* _TASKS TO PERFORM_:
[A] According to the column on peak oil, what is the reason behind the collapse in oil prices?
[B] Continue the column on peak oil from its final sentence.

--- BEGIN PASSAGE ---

As readers of this column might recall, over the last year or so I’ve written extensively on the topic of “peak oil.” Peak oil of course is the theory that the productive capacity of the world’s oil fields reached the practical limit. As recently as last year, while worldwide oil demand was approximately 87 million barrels per day, worldwide production was unable to climb much above 85 million barrels of oil per day. So as a result of that imbalance, we saw the oil markets explode upward in price to a peak of $147 per barrel.
But things have changed in recent months — not the least of which has been the collapse in the price of oil to under $60 per barrel. Gasoline is once again in the $2.50 range. Given that price decline, does that mean that the peak oil theory is baloney? I don’t think so. Worldwide oil production is still maxing out at roughly 85 million barrels of oil per day. The reason that oil prices have collapsed is not because of a discovery of new supply. The reason behind the price collapse is demand destruction. And that is not a good thing.

--- END PASSAGE ---
--- BEGIN DATASET ENTRIES ---

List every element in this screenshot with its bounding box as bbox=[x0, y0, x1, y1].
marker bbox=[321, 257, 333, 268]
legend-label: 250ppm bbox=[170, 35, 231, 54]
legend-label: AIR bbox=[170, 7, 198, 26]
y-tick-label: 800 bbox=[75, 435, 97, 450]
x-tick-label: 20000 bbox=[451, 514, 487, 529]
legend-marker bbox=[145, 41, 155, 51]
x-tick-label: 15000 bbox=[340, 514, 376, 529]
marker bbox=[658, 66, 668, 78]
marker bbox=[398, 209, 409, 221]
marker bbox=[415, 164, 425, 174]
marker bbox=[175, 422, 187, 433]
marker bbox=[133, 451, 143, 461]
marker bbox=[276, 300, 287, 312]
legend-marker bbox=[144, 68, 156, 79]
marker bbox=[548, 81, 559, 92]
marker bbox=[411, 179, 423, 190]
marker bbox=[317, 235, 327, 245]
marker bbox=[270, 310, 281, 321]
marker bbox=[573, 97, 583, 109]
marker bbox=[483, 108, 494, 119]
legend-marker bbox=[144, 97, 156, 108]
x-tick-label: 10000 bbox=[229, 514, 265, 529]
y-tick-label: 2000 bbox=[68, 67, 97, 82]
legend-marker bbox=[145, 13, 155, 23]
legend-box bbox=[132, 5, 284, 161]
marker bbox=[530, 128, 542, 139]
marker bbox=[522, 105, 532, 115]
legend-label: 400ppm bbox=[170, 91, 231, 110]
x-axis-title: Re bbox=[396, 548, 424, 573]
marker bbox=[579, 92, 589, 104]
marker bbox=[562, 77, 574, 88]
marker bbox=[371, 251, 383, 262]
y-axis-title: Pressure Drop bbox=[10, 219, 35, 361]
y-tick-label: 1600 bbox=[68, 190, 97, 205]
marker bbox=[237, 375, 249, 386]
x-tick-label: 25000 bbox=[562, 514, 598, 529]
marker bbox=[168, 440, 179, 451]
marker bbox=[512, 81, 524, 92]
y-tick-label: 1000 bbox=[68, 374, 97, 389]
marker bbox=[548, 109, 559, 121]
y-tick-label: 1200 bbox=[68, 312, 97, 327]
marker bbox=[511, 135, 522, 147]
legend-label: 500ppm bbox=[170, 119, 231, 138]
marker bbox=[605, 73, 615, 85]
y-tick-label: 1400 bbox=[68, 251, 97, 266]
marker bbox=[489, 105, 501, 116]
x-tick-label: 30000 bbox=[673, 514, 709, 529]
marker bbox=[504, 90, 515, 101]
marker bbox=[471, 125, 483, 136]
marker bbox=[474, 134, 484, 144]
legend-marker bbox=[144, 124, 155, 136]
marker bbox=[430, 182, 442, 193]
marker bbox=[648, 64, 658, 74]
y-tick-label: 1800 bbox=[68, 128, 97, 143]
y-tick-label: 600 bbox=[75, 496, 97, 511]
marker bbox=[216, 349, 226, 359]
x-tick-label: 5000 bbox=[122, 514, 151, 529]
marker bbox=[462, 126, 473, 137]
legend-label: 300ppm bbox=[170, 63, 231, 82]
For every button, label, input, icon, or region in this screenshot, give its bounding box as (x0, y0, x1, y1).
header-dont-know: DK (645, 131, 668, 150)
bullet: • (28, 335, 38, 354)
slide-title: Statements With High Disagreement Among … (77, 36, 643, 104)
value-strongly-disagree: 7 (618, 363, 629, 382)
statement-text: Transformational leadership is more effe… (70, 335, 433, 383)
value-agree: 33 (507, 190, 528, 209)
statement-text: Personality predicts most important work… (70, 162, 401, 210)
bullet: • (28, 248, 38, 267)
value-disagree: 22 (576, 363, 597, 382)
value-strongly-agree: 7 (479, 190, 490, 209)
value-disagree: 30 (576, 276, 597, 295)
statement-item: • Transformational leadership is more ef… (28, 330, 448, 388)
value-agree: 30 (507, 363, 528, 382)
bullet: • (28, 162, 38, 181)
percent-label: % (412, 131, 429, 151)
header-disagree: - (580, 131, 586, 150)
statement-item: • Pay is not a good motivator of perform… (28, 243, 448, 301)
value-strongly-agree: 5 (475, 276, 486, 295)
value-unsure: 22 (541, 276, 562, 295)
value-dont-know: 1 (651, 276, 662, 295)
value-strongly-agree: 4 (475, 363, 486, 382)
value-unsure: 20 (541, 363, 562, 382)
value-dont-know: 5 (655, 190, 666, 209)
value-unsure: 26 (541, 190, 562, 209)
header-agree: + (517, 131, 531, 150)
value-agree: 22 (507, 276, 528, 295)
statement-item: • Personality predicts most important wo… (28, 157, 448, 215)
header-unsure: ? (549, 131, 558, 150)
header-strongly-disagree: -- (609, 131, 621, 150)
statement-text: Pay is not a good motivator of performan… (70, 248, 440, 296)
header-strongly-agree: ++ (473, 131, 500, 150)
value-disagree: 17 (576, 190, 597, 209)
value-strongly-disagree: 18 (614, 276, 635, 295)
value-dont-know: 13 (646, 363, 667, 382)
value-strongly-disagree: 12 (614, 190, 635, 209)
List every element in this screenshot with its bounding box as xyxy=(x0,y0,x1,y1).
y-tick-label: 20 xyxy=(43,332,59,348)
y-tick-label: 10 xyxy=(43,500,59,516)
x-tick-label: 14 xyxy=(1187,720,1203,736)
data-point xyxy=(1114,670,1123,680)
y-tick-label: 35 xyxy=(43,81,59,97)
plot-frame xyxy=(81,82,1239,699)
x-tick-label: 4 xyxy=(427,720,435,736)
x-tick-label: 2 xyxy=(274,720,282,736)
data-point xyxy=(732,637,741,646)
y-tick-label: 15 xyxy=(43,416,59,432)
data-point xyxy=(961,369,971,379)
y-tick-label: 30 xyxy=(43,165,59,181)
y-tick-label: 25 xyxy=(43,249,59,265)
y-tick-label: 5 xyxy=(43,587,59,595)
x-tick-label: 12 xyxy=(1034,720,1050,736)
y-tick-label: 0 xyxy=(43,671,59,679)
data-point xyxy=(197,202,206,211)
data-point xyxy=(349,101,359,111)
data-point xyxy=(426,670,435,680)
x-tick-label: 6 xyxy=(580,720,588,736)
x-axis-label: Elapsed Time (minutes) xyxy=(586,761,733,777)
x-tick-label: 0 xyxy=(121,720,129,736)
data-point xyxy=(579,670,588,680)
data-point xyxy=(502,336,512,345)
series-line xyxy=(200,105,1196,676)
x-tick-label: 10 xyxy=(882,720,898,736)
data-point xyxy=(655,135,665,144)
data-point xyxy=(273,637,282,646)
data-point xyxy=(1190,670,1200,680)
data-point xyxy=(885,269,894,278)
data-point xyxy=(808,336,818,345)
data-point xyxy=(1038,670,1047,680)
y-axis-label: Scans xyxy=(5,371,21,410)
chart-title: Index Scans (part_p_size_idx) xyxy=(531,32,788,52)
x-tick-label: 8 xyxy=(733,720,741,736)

--- END DATASET ENTRIES ---

* _THE RESPONSES_:
[A] Demand destruction, not a discovery of new supply.

[B]
Let’s translate “demand destruction” into plain English. We’re in a recession. A nasty one. And it’s spreading globally. And just to make the story a bit more interesting, consider that it just might be deeper and last longer than many are currently expecting with an eventual recovery that may be tepid, at best.
Recall from my November 2008 column (“Our Own Bad Selves”) the chart showing the huge amount of debt that we Americans have piled on, particularly in recent years. As I pointed out, that borrowing is a large part of what kept the economy growing in the late 1990s and into 2007. In fact, it is the closing of that credit spigot that has, in large part, exacerbated the current economic downturn. Consider another set of data. Look carefully at the bar chart (courtesy of John Mauldin), which shows our country’s economic growth (GDP) over the last few years (blue). It also shows what our economic growth would have been absent the simulative effect of home equity cash withdrawals through mortgage refinancing (red).
Since 2000, GDP growth, as reported, has averaged nearly 3 percent. That’s terrific — not too hot, not too cold. That level of economic growth allows for corporate sales and profits to increase nicely (not to mention appreciating stock prices, too).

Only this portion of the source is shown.